* Given problem 1
Rewrite the following records as a JSON list of strings, one string per line, leaving out blank lines. Start at the line that has "signal-pointer (1508, 441, 1528, 453)" and stop after the line that has "candle-body (1356, 441, 1370, 450)".

* Text segment
Posts Tagged ‘images’

Not Enough

July 6, 2017

Just not enough time to look at your face.

To memorize the lines there, the smile lines, the laugh lines, the color of your skin.

It was too long.

This time in between tasting you.

Having your kiss on my mouth.

Holding your hand in my hand.

Laughing with you while the sun streamed through the window and my heart fled out my body.

Absconded by you.

I realized later.

I hadn’t opened my eyes enough.

So love lost in the moment.

So taken with the abandon.

I forgot to look.

I forgot to get my fill.

I didn’t get enough.

I sound like a junkie, don’t I.

A little love junkie.

A little tortured and twisted and sighing in the wind.

When.

Oh.

When, will I see my baby again?

And see I must.

See I demand.

With my eyes, with my hands.

To.

Take the measure of you.

Holding images against the braille of my heart.

Reading all that lies in between the shadow and the soul.

The dark drift of my dreams and the raft of pleasure I find myself

Moored upon.

Open your eyes I tell myself.

Don’t get so damn lost.

So easy to get lost in you, in between the slipstream and the curve of your shoulder blades.

The cusp of your collar bone.

The smell of you.

Not enough time to take it all in.

Damn it.

There were things I saw though.

Oh.

Yes.

The dewy fall of a bead of sweat down the back of your neck, sweet, succulent, juicy, droplet.

I wanted to lick it off of you.

Taste you.

I watched it fall instead.

Sliding down your skin it mesmerized.

Or.

Your smile.

Searing me in half.

I did not see enough of it though.

Too busy instead kissing that mouth to take it in properly.

* Excerpted records
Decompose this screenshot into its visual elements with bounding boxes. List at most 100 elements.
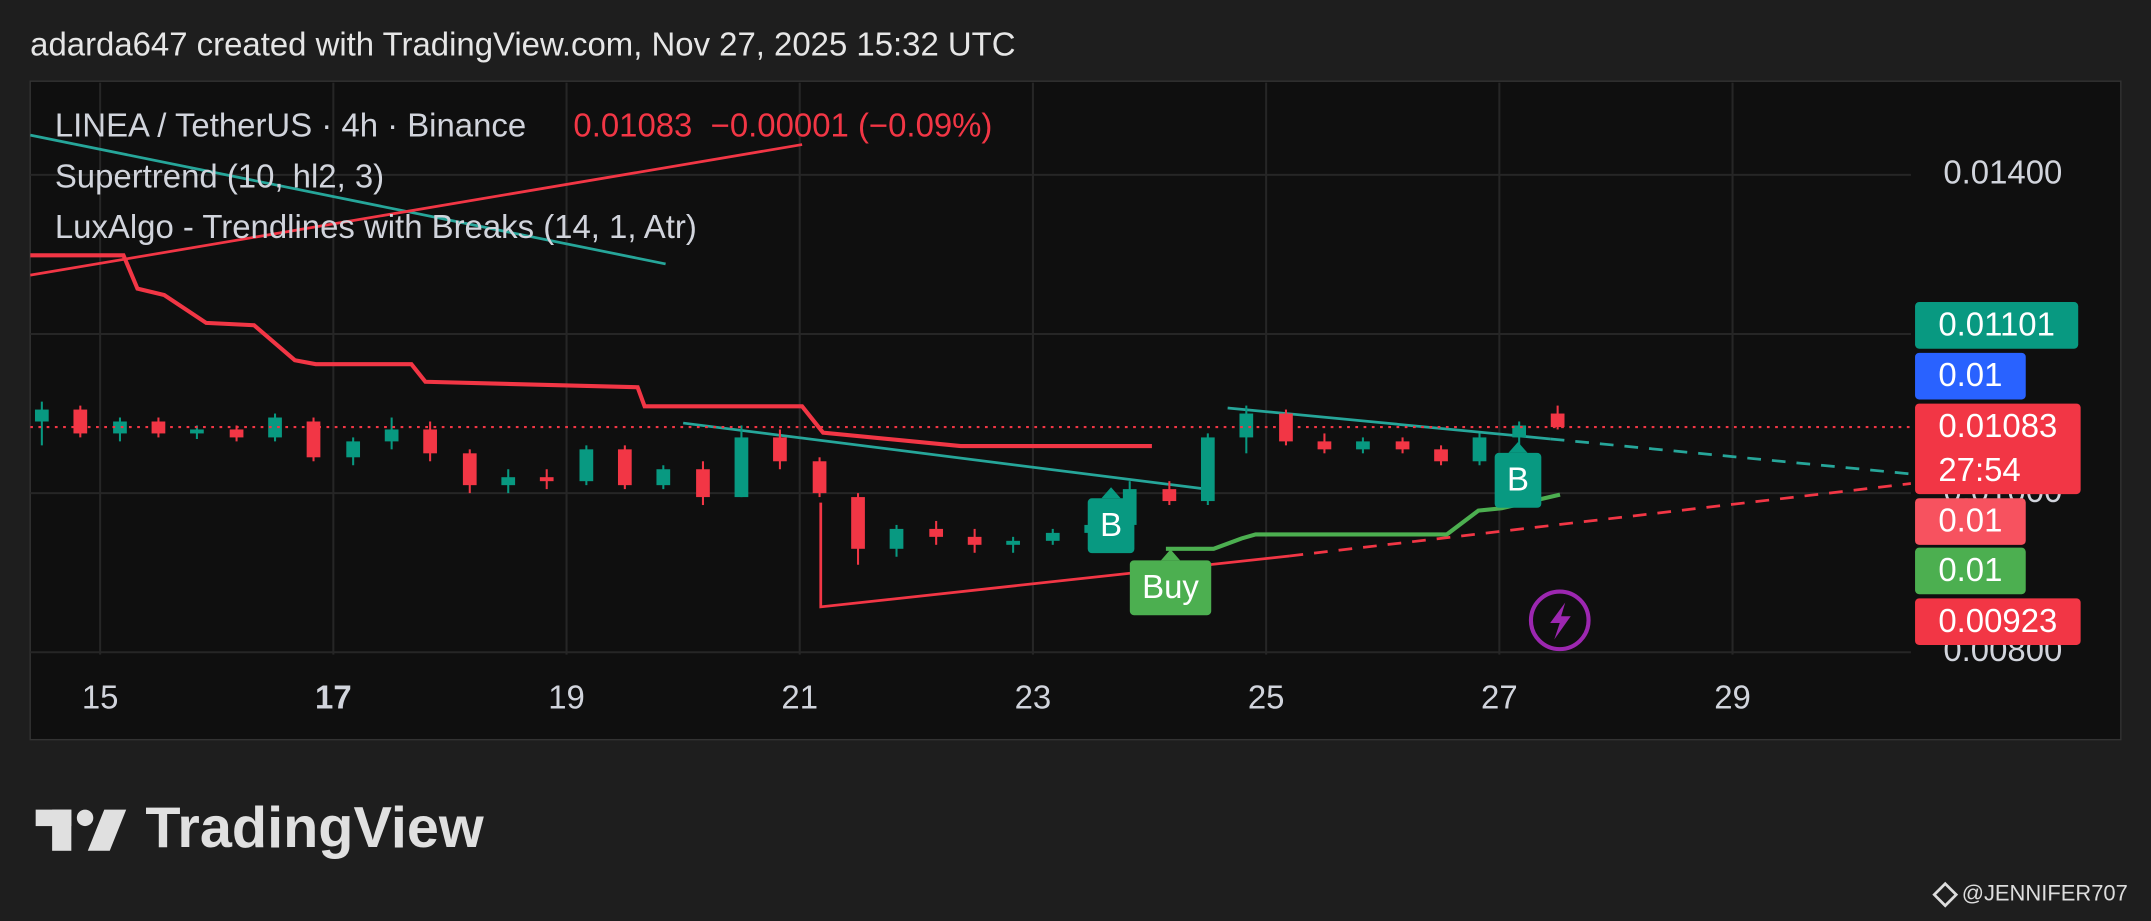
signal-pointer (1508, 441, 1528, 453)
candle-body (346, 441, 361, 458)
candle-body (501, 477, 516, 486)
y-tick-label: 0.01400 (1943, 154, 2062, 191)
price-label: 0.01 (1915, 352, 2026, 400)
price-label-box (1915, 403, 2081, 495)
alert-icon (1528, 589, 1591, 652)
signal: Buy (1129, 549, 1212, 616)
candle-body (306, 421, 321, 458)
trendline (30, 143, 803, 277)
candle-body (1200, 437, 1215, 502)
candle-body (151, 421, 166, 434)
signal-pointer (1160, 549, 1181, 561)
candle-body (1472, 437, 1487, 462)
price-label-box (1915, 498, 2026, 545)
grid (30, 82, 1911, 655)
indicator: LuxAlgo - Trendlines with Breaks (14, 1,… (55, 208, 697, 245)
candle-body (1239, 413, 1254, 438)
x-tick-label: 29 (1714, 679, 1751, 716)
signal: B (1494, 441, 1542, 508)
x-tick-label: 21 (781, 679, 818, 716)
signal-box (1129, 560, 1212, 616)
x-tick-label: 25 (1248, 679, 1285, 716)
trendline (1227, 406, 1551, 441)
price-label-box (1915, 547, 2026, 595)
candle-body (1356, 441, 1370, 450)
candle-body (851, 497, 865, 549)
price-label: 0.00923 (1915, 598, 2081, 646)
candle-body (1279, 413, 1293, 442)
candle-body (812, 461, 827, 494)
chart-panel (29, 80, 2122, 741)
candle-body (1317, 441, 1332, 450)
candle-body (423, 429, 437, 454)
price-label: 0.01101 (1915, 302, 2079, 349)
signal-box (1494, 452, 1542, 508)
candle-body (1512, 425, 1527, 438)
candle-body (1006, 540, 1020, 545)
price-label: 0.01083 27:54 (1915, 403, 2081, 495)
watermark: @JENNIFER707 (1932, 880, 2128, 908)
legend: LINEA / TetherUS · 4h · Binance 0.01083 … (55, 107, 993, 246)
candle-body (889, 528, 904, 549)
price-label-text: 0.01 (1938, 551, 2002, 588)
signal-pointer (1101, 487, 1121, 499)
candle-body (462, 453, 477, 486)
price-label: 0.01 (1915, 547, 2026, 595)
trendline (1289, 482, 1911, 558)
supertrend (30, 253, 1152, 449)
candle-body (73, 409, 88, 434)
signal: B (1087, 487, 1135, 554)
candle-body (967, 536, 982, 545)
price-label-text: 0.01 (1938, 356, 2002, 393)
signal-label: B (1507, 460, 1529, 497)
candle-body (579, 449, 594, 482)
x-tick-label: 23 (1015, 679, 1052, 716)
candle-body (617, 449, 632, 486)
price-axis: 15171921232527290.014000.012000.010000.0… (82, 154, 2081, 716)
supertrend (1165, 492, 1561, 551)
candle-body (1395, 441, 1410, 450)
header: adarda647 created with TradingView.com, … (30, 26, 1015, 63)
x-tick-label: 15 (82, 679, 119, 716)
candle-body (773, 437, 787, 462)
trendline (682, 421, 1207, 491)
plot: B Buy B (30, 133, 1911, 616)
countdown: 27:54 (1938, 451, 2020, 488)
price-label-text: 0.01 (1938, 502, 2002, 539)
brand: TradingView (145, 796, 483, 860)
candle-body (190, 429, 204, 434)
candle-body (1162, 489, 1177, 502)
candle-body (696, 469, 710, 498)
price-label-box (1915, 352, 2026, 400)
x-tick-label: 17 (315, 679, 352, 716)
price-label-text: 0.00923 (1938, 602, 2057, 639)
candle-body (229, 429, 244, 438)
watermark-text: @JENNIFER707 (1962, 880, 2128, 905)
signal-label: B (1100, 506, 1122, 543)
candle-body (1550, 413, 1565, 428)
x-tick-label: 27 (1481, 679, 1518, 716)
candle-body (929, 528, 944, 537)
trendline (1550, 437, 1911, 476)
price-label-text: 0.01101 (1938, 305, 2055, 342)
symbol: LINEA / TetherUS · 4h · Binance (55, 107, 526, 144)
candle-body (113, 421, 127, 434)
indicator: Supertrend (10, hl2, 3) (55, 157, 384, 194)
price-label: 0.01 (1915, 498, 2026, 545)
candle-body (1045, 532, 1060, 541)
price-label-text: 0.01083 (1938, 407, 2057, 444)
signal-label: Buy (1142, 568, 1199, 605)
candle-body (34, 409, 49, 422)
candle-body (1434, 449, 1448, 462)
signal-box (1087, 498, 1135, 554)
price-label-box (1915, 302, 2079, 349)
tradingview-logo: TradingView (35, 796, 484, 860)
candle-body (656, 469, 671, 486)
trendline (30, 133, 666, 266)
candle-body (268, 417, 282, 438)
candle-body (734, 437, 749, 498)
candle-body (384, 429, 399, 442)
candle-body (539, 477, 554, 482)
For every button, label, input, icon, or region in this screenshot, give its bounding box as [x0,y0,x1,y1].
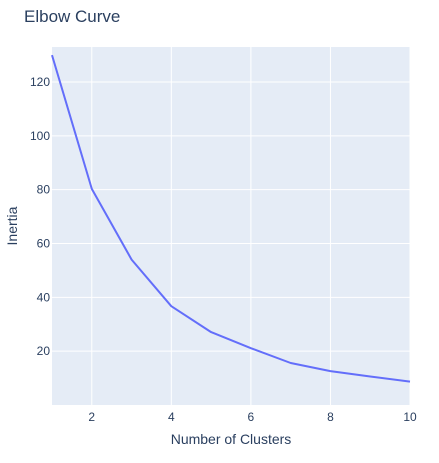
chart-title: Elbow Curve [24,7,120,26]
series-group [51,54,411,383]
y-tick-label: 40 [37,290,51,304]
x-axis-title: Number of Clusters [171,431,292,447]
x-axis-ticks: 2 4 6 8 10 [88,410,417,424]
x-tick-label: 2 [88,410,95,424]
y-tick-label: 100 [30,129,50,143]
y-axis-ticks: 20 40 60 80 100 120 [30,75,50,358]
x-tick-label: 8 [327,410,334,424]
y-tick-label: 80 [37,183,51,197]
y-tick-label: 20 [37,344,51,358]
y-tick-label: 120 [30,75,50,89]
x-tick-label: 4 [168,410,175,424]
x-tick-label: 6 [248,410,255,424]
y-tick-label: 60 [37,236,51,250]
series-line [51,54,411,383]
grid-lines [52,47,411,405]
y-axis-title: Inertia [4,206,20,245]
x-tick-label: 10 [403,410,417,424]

* Given problem 2
Summarize the piece titled "Not Enough" in two sentences.

* Written solution 1
[
  "signal-pointer (1508, 441, 1528, 453)",
  "candle-body (346, 441, 361, 458)",
  "candle-body (501, 477, 516, 486)",
  "y-tick-label: 0.01400 (1943, 154, 2062, 191)",
  "price-label: 0.01 (1915, 352, 2026, 400)",
  "price-label-box (1915, 403, 2081, 495)",
  "alert-icon (1528, 589, 1591, 652)",
  "signal: Buy (1129, 549, 1212, 616)",
  "candle-body (306, 421, 321, 458)",
  "trendline (30, 143, 803, 277)",
  "candle-body (1200, 437, 1215, 502)",
  "candle-body (151, 421, 166, 434)",
  "signal-pointer (1160, 549, 1181, 561)",
  "candle-body (1472, 437, 1487, 462)",
  "price-label-box (1915, 498, 2026, 545)",
  "grid (30, 82, 1911, 655)",
  "indicator: LuxAlgo - Trendlines with Breaks (14, 1,… (55, 208, 697, 245)",
  "candle-body (1239, 413, 1254, 438)",
  "x-tick-label: 29 (1714, 679, 1751, 716)",
  "signal: B (1494, 441, 1542, 508)",
  "x-tick-label: 21 (781, 679, 818, 716)",
  "signal-box (1129, 560, 1212, 616)",
  "x-tick-label: 25 (1248, 679, 1285, 716)",
  "trendline (1227, 406, 1551, 441)",
  "price-label-box (1915, 547, 2026, 595)",
  "candle-body (1356, 441, 1370, 450)"
]

* Written solution 2
The speaker regrets not having had enough time to look at a loved one's face, having been too lost in kissing, holding hands and laughing to take it all in. Still, the speaker remembers some things seen, such as a bead of sweat falling down the back of the loved one's neck and a smile that seared the speaker in half.